+++ Given data
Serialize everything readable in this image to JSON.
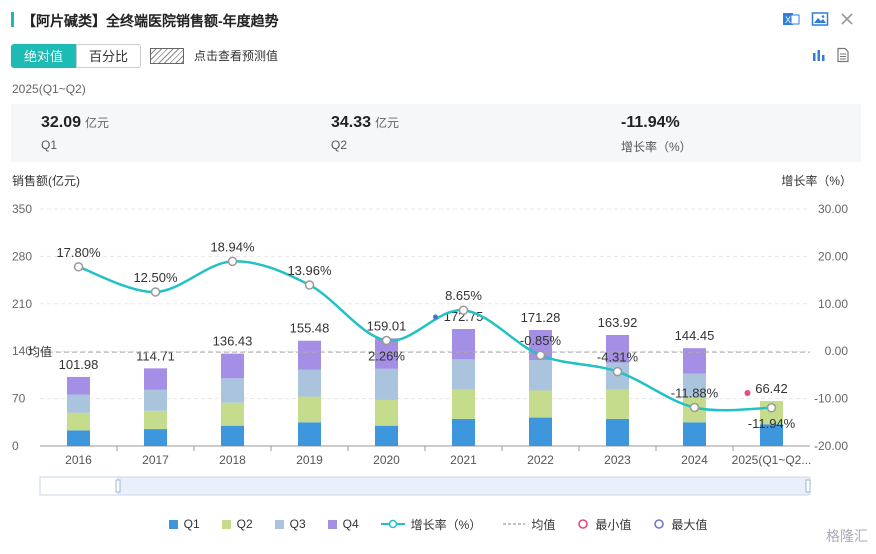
{
  "header": {
    "title": "【阿片碱类】全终端医院销售额-年度趋势"
  },
  "tabs": [
    {
      "label": "绝对值"
    },
    {
      "label": "百分比"
    }
  ],
  "forecast_label": "点击查看预测值",
  "period": "2025(Q1~Q2)",
  "summary": [
    {
      "value": "32.09",
      "unit": "亿元",
      "label": "Q1"
    },
    {
      "value": "34.33",
      "unit": "亿元",
      "label": "Q2"
    },
    {
      "value": "-11.94%",
      "unit": "",
      "label": "增长率（%）"
    }
  ],
  "legend": {
    "q1": "Q1",
    "q2": "Q2",
    "q3": "Q3",
    "q4": "Q4",
    "growth": "增长率（%）",
    "avg": "均值",
    "min": "最小值",
    "max": "最大值"
  },
  "watermark": "格隆汇",
  "colors": {
    "accent": "#1cbbb4",
    "q1": "#3e96dd",
    "q2": "#c5dc8c",
    "q3": "#a9c4dc",
    "q4": "#a48ee6",
    "line": "#22c1c3",
    "min": "#e8487a",
    "max": "#6a78c7"
  },
  "chart_data": {
    "type": "bar",
    "ylabel": "销售额(亿元)",
    "y2label": "增长率（%）",
    "ylim": [
      0,
      350
    ],
    "y2lim": [
      -20,
      30
    ],
    "yticks": [
      "0",
      "70",
      "140",
      "210",
      "280",
      "350"
    ],
    "y2ticks": [
      "-20.00",
      "-10.00",
      "0.00",
      "10.00",
      "20.00",
      "30.00"
    ],
    "avg_label": "均值",
    "categories": [
      "2016",
      "2017",
      "2018",
      "2019",
      "2020",
      "2021",
      "2022",
      "2023",
      "2024",
      "2025(Q1~Q2..."
    ],
    "series": [
      {
        "name": "Q1",
        "values": [
          23,
          25,
          30,
          35,
          30,
          40,
          42,
          40,
          35,
          32.09
        ]
      },
      {
        "name": "Q2",
        "values": [
          26,
          27,
          34,
          38,
          38,
          43,
          40,
          43,
          36,
          34.33
        ]
      },
      {
        "name": "Q3",
        "values": [
          27,
          31,
          36,
          40,
          46,
          45,
          45,
          40,
          36,
          0
        ]
      },
      {
        "name": "Q4",
        "values": [
          25.98,
          31.71,
          36.43,
          42.48,
          45.01,
          44.75,
          44.28,
          40.92,
          37.45,
          0
        ]
      }
    ],
    "totals": [
      "101.98",
      "114.71",
      "136.43",
      "155.48",
      "159.01",
      "172.75",
      "171.28",
      "163.92",
      "144.45",
      "66.42"
    ],
    "growth": {
      "name": "增长率（%）",
      "values": [
        17.8,
        12.5,
        18.94,
        13.96,
        2.26,
        8.65,
        -0.85,
        -4.31,
        -11.88,
        -11.94
      ],
      "labels": [
        "17.80%",
        "12.50%",
        "18.94%",
        "13.96%",
        "2.26%",
        "8.65%",
        "-0.85%",
        "-4.31%",
        "-11.88%",
        "-11.94%"
      ]
    },
    "average": 138.7,
    "min_index": 9,
    "max_index": 5
  }
}
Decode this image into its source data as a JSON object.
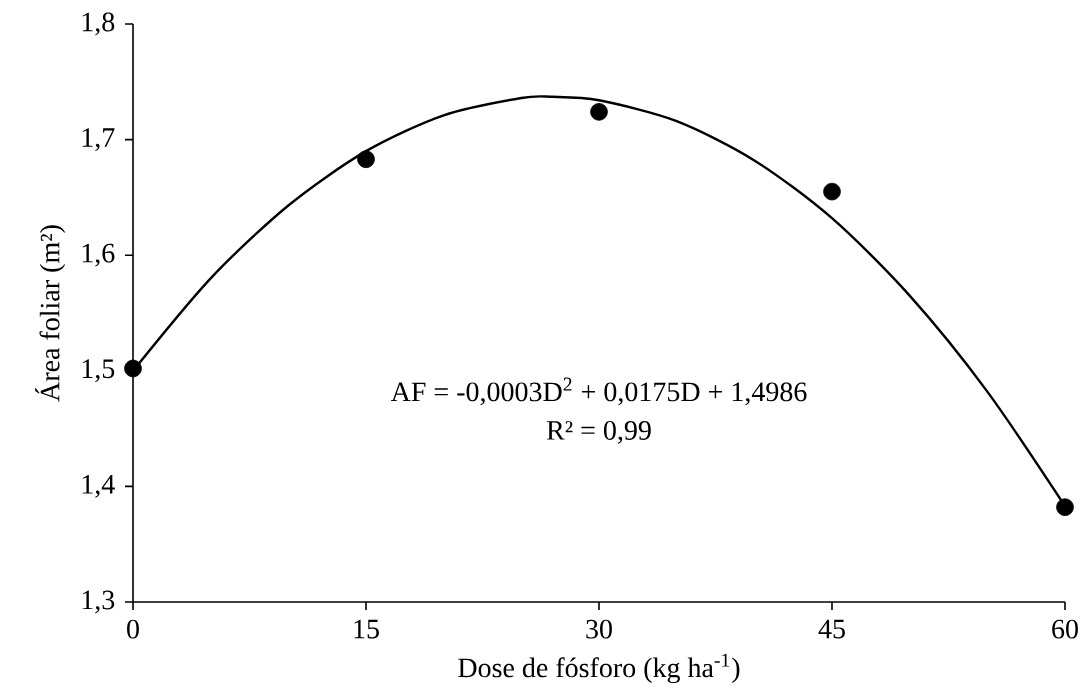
{
  "chart_data": {
    "type": "scatter",
    "xlabel": "Dose de fósforo (kg ha$^{-1}$)",
    "ylabel": "Área foliar (m²)",
    "annotations": [
      "AF = -0,0003D$^{2}$ + 0,0175D + 1,4986",
      "R² = 0,99"
    ],
    "xlim": [
      0,
      60
    ],
    "ylim": [
      1.3,
      1.8
    ],
    "xticks": [
      0,
      15,
      30,
      45,
      60
    ],
    "yticks": [
      {
        "value": 1.3,
        "label": "1,3"
      },
      {
        "value": 1.4,
        "label": "1,4"
      },
      {
        "value": 1.5,
        "label": "1,5"
      },
      {
        "value": 1.6,
        "label": "1,6"
      },
      {
        "value": 1.7,
        "label": "1,7"
      },
      {
        "value": 1.8,
        "label": "1,8"
      }
    ],
    "series": [
      {
        "type": "line",
        "color": "#000000",
        "marker": "none",
        "x": [
          0,
          5,
          10,
          15,
          20,
          25,
          27,
          30,
          35,
          40,
          45,
          50,
          55,
          60
        ],
        "values": [
          1.5,
          1.58,
          1.643,
          1.69,
          1.721,
          1.736,
          1.737,
          1.734,
          1.716,
          1.682,
          1.632,
          1.565,
          1.482,
          1.383
        ]
      },
      {
        "color": "#000000",
        "marker": "circle",
        "x": [
          0,
          15,
          30,
          45,
          60
        ],
        "values": [
          1.502,
          1.683,
          1.724,
          1.655,
          1.382
        ]
      }
    ]
  }
}
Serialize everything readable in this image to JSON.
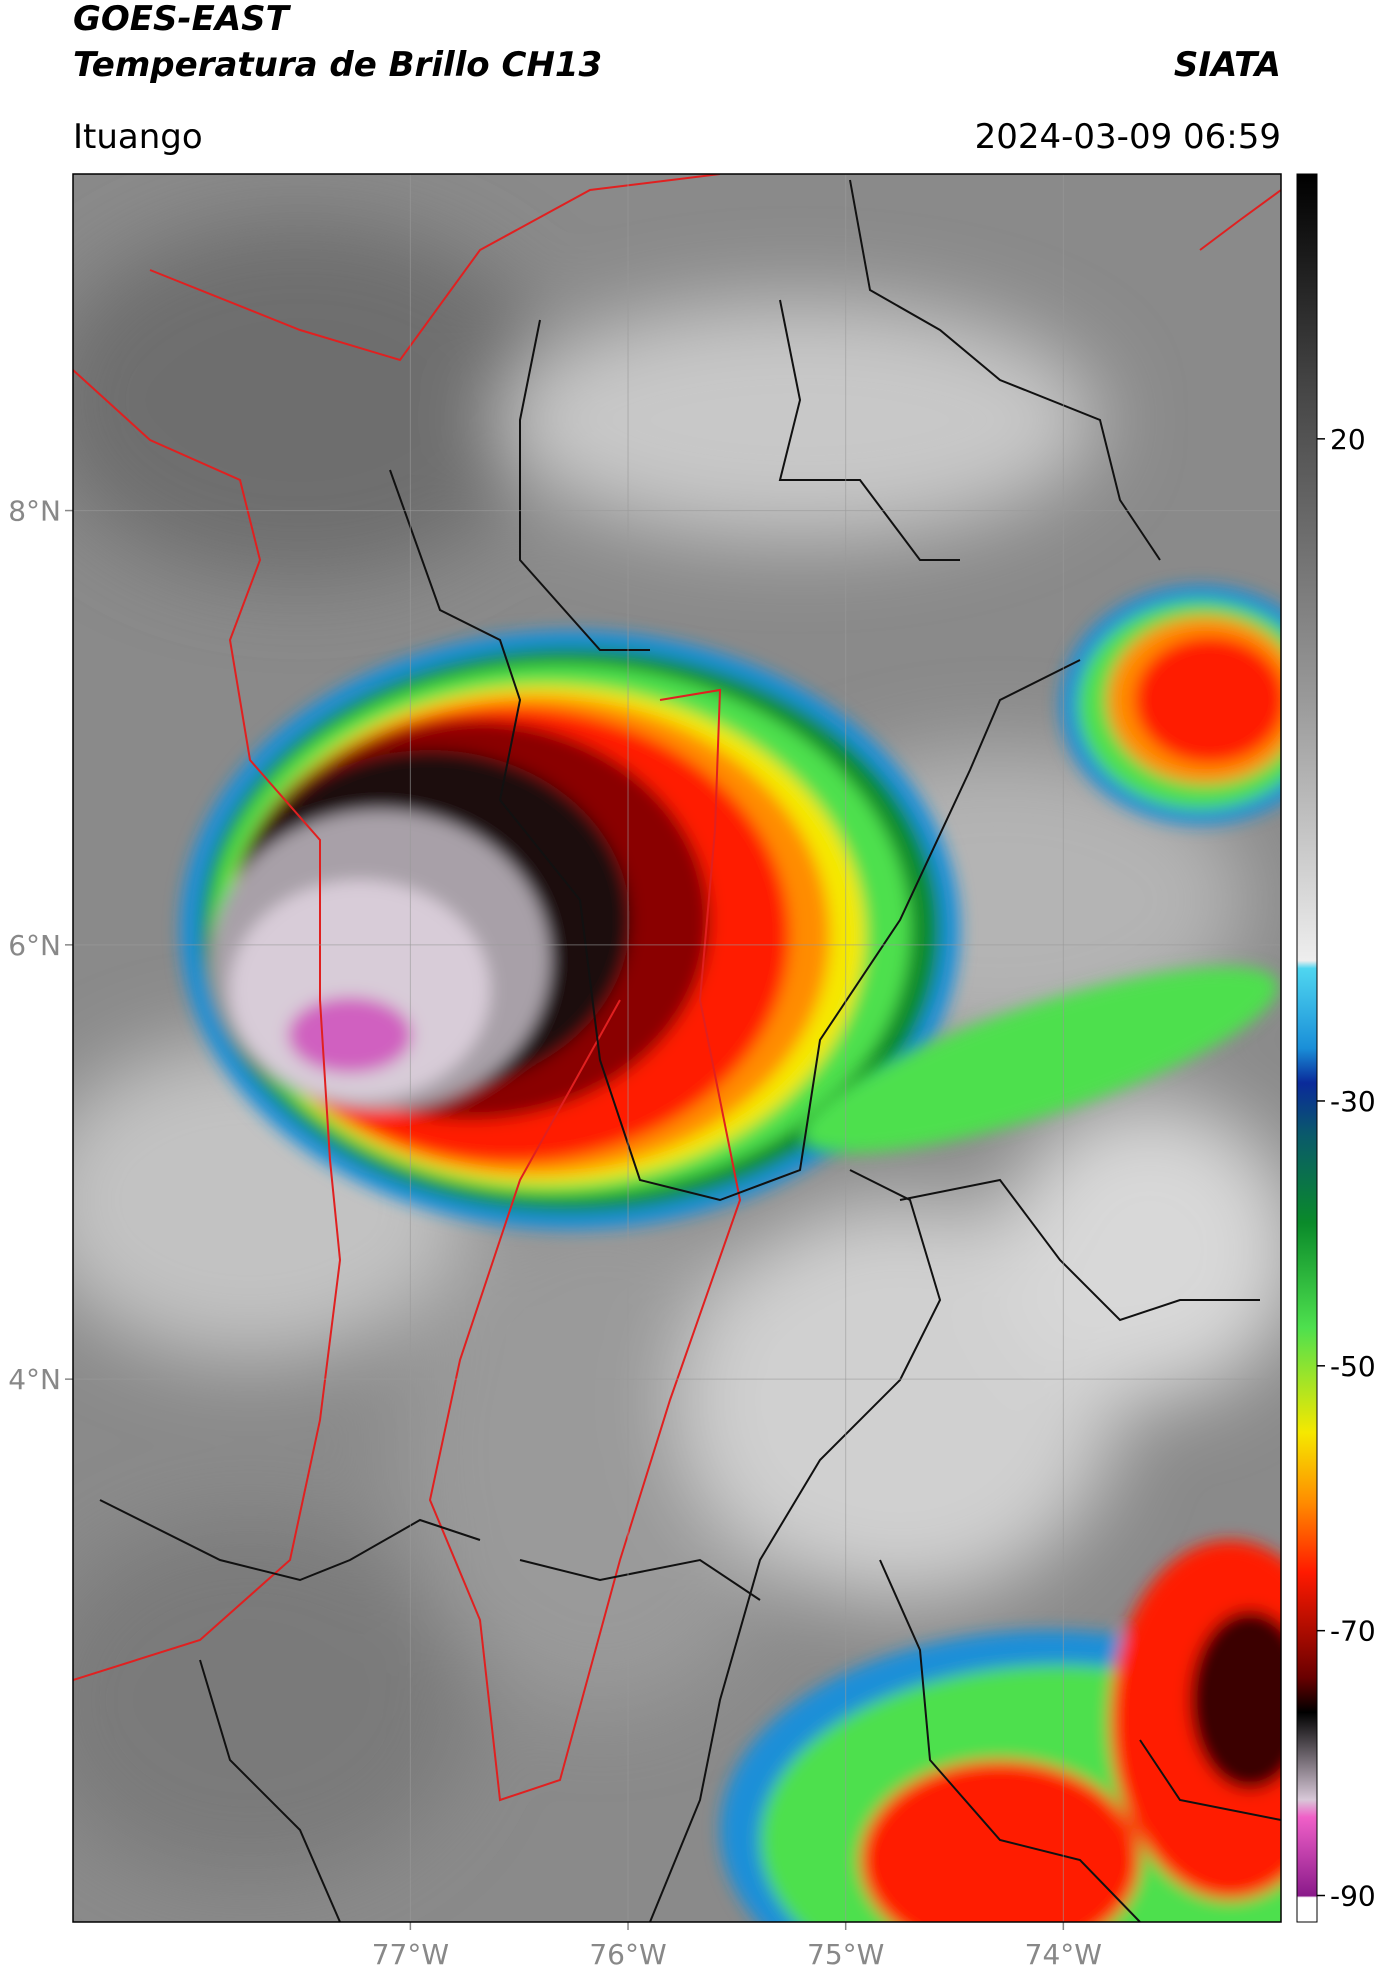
++++++
Read the data above. Pull out each line in which the string "name" appears.

        "name": "Q1",
        "name": "Q2",
        "name": "Q3",
        "name": "Q4",
      "name": "增长率（%）",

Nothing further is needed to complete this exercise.